• Work required: Print the entries verbatim, leaving out the images they contain.

++++++++++++++++++++

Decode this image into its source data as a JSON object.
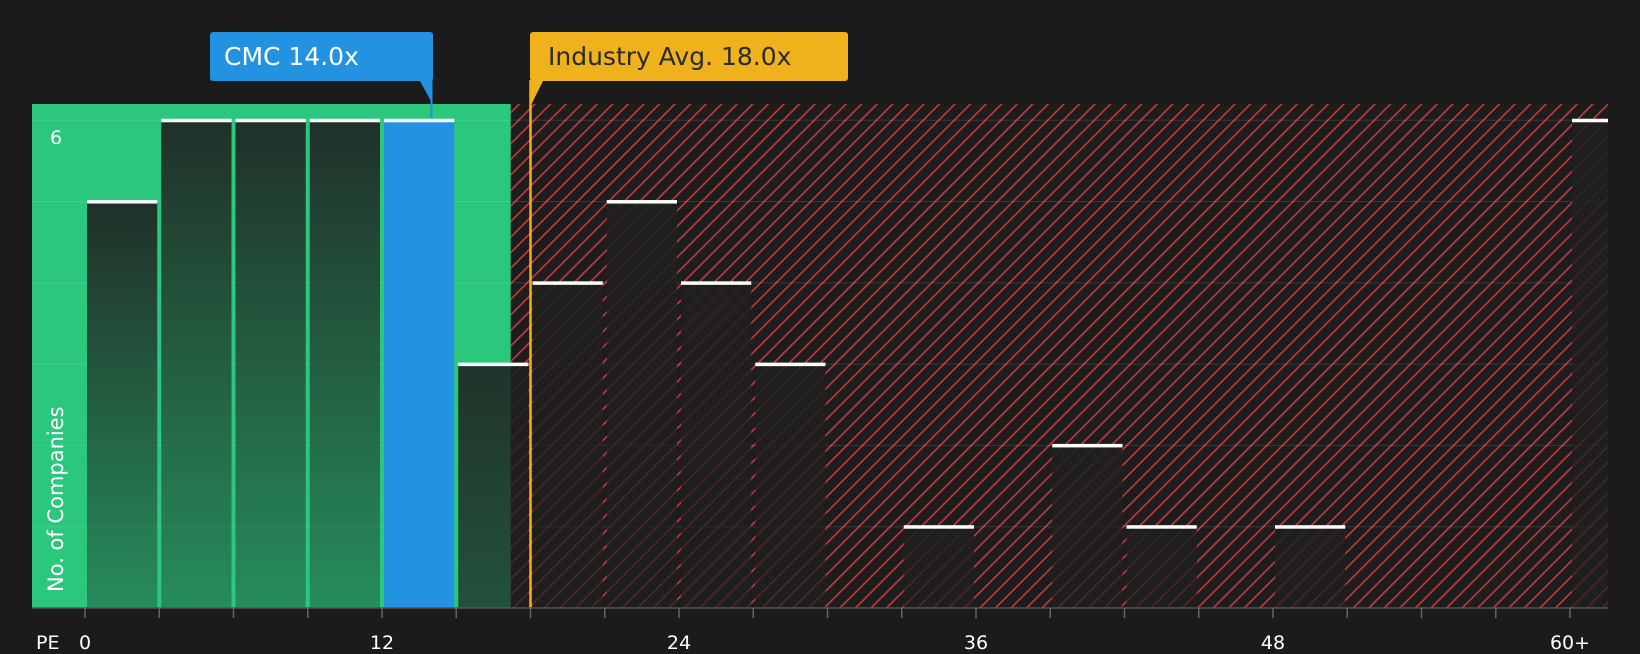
{
  "chart_data": {
    "type": "bar",
    "x_label": "PE",
    "y_label": "No. of Companies",
    "y_tick_label": "6",
    "ylim": [
      0,
      6.2
    ],
    "x_ticks": [
      {
        "value": 0,
        "label": "0"
      },
      {
        "value": 12,
        "label": "12"
      },
      {
        "value": 24,
        "label": "24"
      },
      {
        "value": 36,
        "label": "36"
      },
      {
        "value": 48,
        "label": "48"
      },
      {
        "value": 60,
        "label": "60+"
      }
    ],
    "bins": [
      {
        "start": 0,
        "end": 3,
        "count": 5
      },
      {
        "start": 3,
        "end": 6,
        "count": 6
      },
      {
        "start": 6,
        "end": 9,
        "count": 6
      },
      {
        "start": 9,
        "end": 12,
        "count": 6
      },
      {
        "start": 12,
        "end": 15,
        "count": 6,
        "highlight": true
      },
      {
        "start": 15,
        "end": 18,
        "count": 3
      },
      {
        "start": 18,
        "end": 21,
        "count": 4
      },
      {
        "start": 21,
        "end": 24,
        "count": 5
      },
      {
        "start": 24,
        "end": 27,
        "count": 4
      },
      {
        "start": 27,
        "end": 30,
        "count": 3
      },
      {
        "start": 30,
        "end": 33,
        "count": 0
      },
      {
        "start": 33,
        "end": 36,
        "count": 1
      },
      {
        "start": 36,
        "end": 39,
        "count": 0
      },
      {
        "start": 39,
        "end": 42,
        "count": 2
      },
      {
        "start": 42,
        "end": 45,
        "count": 1
      },
      {
        "start": 45,
        "end": 48,
        "count": 0
      },
      {
        "start": 48,
        "end": 51,
        "count": 1
      },
      {
        "start": 51,
        "end": 54,
        "count": 0
      },
      {
        "start": 54,
        "end": 57,
        "count": 0
      },
      {
        "start": 57,
        "end": 60,
        "count": 0
      },
      {
        "start": 60,
        "end": 63,
        "count": 6
      }
    ],
    "company": {
      "label": "CMC 14.0x",
      "value": 14.0
    },
    "industry": {
      "label": "Industry Avg. 18.0x",
      "value": 18.0
    },
    "good_zone_max": 17.2,
    "colors": {
      "background": "#1b1b1b",
      "good_zone": "#2ac77c",
      "bad_hatch": "#c73a3a",
      "company": "#2392e0",
      "industry": "#efb21d",
      "bar_dark": "#1f1f1f",
      "bar_cap": "#ffffff"
    }
  }
}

++++++++++++++++++++

• Task result:
Decode this image into its source data as a JSON object.
{
  "chart_data": {
    "type": "bar",
    "x_label": "PE",
    "y_label": "No. of Companies",
    "y_tick_label": "6",
    "ylim": [
      0,
      6.2
    ],
    "x_ticks": [
      {
        "value": 0,
        "label": "0"
      },
      {
        "value": 12,
        "label": "12"
      },
      {
        "value": 24,
        "label": "24"
      },
      {
        "value": 36,
        "label": "36"
      },
      {
        "value": 48,
        "label": "48"
      },
      {
        "value": 60,
        "label": "60+"
      }
    ],
    "bins": [
      {
        "start": 0,
        "end": 3,
        "count": 5
      },
      {
        "start": 3,
        "end": 6,
        "count": 6
      },
      {
        "start": 6,
        "end": 9,
        "count": 6
      },
      {
        "start": 9,
        "end": 12,
        "count": 6
      },
      {
        "start": 12,
        "end": 15,
        "count": 6,
        "highlight": true
      },
      {
        "start": 15,
        "end": 18,
        "count": 3
      },
      {
        "start": 18,
        "end": 21,
        "count": 4
      },
      {
        "start": 21,
        "end": 24,
        "count": 5
      },
      {
        "start": 24,
        "end": 27,
        "count": 4
      },
      {
        "start": 27,
        "end": 30,
        "count": 3
      },
      {
        "start": 30,
        "end": 33,
        "count": 0
      },
      {
        "start": 33,
        "end": 36,
        "count": 1
      },
      {
        "start": 36,
        "end": 39,
        "count": 0
      },
      {
        "start": 39,
        "end": 42,
        "count": 2
      },
      {
        "start": 42,
        "end": 45,
        "count": 1
      },
      {
        "start": 45,
        "end": 48,
        "count": 0
      },
      {
        "start": 48,
        "end": 51,
        "count": 1
      },
      {
        "start": 51,
        "end": 54,
        "count": 0
      },
      {
        "start": 54,
        "end": 57,
        "count": 0
      },
      {
        "start": 57,
        "end": 60,
        "count": 0
      },
      {
        "start": 60,
        "end": 63,
        "count": 6
      }
    ],
    "company": {
      "label": "CMC 14.0x",
      "value": 14.0
    },
    "industry": {
      "label": "Industry Avg. 18.0x",
      "value": 18.0
    },
    "good_zone_max": 17.2,
    "colors": {
      "background": "#1b1b1b",
      "good_zone": "#2ac77c",
      "bad_hatch": "#c73a3a",
      "company": "#2392e0",
      "industry": "#efb21d",
      "bar_dark": "#1f1f1f",
      "bar_cap": "#ffffff"
    }
  }
}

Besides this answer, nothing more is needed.